Some records

———

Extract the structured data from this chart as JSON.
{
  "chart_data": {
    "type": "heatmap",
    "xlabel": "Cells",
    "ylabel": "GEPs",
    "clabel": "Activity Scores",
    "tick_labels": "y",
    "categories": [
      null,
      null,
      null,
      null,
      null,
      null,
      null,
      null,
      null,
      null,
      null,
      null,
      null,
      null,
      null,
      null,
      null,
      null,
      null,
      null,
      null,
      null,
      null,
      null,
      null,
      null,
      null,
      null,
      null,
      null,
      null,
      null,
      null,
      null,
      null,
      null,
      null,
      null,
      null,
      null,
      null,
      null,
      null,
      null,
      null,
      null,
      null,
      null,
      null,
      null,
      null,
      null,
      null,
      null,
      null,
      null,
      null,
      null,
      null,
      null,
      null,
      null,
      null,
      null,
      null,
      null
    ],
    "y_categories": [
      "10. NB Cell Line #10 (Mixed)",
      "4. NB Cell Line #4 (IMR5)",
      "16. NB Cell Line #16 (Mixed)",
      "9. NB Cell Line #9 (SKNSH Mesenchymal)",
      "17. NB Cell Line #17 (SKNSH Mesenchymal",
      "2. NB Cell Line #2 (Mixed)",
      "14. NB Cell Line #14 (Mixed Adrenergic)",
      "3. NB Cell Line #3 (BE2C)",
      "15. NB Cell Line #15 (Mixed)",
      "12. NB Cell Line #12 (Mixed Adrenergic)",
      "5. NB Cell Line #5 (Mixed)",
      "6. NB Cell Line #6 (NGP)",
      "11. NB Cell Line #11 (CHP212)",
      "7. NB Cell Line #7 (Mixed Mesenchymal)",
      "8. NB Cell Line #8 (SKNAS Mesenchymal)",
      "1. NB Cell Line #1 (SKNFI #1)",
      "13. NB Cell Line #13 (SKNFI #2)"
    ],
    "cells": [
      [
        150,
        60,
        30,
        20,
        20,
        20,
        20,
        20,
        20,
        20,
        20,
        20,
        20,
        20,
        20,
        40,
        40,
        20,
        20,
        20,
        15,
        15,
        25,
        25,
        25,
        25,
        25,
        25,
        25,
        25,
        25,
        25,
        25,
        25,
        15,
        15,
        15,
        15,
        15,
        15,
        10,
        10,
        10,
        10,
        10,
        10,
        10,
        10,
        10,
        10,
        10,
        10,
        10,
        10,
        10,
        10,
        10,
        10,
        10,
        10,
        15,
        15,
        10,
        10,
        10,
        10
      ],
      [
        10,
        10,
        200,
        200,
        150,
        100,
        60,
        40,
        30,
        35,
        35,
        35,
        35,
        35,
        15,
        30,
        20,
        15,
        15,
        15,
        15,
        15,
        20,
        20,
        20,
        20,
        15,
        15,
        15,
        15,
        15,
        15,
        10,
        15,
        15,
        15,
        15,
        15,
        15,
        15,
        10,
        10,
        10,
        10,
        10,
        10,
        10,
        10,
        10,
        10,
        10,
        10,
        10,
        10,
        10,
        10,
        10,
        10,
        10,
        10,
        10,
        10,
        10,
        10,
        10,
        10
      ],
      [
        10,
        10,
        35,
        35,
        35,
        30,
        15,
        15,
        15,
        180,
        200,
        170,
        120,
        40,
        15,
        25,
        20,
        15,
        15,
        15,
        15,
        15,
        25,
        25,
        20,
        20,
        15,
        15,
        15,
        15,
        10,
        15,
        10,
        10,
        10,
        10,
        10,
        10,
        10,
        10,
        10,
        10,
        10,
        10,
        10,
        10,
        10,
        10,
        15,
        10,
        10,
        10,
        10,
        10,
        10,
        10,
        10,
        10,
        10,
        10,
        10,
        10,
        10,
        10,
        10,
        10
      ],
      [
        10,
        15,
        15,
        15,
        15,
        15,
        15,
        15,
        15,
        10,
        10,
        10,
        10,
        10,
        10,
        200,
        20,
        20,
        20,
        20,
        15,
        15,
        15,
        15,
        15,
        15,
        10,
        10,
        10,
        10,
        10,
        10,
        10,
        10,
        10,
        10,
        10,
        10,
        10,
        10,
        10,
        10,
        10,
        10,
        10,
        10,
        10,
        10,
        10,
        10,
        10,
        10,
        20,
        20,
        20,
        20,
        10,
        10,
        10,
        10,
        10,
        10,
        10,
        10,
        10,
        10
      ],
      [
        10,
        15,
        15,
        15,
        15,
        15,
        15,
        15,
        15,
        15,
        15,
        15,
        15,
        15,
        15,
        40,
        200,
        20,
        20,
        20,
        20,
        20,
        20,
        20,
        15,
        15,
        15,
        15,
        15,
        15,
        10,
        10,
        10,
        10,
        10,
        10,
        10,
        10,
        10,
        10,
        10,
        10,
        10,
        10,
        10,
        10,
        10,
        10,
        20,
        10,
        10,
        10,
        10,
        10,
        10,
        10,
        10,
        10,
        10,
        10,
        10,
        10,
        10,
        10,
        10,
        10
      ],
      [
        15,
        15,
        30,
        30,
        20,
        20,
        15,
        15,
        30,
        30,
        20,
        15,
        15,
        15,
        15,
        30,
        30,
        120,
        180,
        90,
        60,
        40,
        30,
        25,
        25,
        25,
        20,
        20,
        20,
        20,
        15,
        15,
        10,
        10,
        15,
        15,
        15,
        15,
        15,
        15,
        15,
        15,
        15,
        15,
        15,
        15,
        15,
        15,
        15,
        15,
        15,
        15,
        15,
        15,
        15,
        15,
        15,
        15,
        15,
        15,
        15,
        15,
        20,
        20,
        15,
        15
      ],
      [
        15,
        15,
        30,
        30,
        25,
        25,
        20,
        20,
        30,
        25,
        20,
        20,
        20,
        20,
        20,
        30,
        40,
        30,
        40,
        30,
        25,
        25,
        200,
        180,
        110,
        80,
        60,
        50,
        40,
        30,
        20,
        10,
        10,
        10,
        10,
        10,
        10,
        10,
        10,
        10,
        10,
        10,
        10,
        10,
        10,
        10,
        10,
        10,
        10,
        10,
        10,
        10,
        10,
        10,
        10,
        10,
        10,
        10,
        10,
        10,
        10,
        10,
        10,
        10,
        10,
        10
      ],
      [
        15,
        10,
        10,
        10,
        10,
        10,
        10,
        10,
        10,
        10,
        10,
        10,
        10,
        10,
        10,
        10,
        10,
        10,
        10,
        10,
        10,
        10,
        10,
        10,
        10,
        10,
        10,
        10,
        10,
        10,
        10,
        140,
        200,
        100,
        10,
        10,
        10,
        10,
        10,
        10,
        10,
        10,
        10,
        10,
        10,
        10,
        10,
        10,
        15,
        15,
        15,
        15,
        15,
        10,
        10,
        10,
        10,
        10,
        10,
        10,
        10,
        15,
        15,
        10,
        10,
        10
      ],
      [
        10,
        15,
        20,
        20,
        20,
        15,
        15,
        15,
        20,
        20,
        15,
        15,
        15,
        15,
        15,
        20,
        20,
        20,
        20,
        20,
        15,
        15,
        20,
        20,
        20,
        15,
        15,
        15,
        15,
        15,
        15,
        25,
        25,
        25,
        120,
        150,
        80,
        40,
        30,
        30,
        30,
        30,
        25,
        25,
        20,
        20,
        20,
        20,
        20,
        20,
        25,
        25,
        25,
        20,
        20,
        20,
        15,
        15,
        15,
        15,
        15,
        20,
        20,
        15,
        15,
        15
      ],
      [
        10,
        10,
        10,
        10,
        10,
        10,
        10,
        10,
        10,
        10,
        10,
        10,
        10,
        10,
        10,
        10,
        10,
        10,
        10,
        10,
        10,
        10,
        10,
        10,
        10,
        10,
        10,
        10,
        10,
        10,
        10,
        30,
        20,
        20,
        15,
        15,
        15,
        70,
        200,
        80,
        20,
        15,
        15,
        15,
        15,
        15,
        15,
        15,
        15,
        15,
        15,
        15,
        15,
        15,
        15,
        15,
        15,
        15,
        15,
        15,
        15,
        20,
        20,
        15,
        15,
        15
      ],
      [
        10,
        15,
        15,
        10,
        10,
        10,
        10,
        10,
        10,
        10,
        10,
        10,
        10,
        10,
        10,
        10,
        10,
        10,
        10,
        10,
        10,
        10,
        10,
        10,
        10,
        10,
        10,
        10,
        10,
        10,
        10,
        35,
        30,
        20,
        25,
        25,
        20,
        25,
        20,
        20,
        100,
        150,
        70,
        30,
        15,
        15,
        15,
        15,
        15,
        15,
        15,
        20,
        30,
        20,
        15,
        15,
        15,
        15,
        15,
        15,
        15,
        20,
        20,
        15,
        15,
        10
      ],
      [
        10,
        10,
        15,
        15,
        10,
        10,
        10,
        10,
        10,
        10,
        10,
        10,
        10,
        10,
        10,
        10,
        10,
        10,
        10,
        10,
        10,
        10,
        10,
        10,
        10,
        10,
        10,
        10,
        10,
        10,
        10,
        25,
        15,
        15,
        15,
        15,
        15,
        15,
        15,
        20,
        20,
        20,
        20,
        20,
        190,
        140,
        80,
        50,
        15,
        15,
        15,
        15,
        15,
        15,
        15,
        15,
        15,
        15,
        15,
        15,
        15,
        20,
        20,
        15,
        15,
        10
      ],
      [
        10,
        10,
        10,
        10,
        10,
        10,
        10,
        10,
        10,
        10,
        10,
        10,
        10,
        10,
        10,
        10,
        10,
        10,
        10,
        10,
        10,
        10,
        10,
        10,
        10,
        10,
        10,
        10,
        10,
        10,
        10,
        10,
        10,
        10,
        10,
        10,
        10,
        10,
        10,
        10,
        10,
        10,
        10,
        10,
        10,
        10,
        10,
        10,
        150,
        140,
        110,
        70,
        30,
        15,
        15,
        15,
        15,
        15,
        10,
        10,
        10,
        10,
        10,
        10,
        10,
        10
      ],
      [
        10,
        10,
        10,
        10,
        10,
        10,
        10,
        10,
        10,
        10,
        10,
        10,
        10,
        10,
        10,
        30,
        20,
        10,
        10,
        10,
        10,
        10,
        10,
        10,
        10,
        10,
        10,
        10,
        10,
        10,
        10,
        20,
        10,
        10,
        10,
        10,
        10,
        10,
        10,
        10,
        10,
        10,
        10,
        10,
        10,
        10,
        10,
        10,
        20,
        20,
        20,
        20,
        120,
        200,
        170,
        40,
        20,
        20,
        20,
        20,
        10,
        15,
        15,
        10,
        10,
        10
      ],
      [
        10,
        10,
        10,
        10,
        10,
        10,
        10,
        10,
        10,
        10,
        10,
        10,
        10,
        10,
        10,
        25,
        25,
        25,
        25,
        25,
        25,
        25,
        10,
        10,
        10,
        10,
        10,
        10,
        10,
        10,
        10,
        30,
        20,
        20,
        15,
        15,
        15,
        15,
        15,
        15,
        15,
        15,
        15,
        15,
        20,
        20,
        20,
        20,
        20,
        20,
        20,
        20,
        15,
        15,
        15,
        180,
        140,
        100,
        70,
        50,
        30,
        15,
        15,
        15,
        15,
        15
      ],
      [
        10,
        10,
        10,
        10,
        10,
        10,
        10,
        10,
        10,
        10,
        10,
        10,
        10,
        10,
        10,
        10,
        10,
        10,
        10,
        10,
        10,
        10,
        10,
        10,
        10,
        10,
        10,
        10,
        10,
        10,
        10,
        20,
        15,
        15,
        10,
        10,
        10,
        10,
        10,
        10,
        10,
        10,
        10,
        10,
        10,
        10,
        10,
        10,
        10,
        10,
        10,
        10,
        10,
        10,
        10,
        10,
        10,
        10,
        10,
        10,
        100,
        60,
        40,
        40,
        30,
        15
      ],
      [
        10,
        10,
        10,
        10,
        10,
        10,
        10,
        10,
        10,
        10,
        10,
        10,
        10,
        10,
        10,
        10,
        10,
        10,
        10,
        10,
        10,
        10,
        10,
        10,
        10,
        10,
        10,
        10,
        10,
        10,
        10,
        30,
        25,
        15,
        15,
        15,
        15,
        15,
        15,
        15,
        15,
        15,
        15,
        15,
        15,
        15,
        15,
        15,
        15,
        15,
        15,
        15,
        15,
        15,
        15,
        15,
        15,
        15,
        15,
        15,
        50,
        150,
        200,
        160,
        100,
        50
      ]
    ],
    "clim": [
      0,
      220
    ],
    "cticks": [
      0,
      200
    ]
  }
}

———

Objective: Scan the records above for the string "Adrenergic", then select every line that holds it.

Response to the task:
      "14. NB Cell Line #14 (Mixed Adrenergic)",
      "12. NB Cell Line #12 (Mixed Adrenergic)",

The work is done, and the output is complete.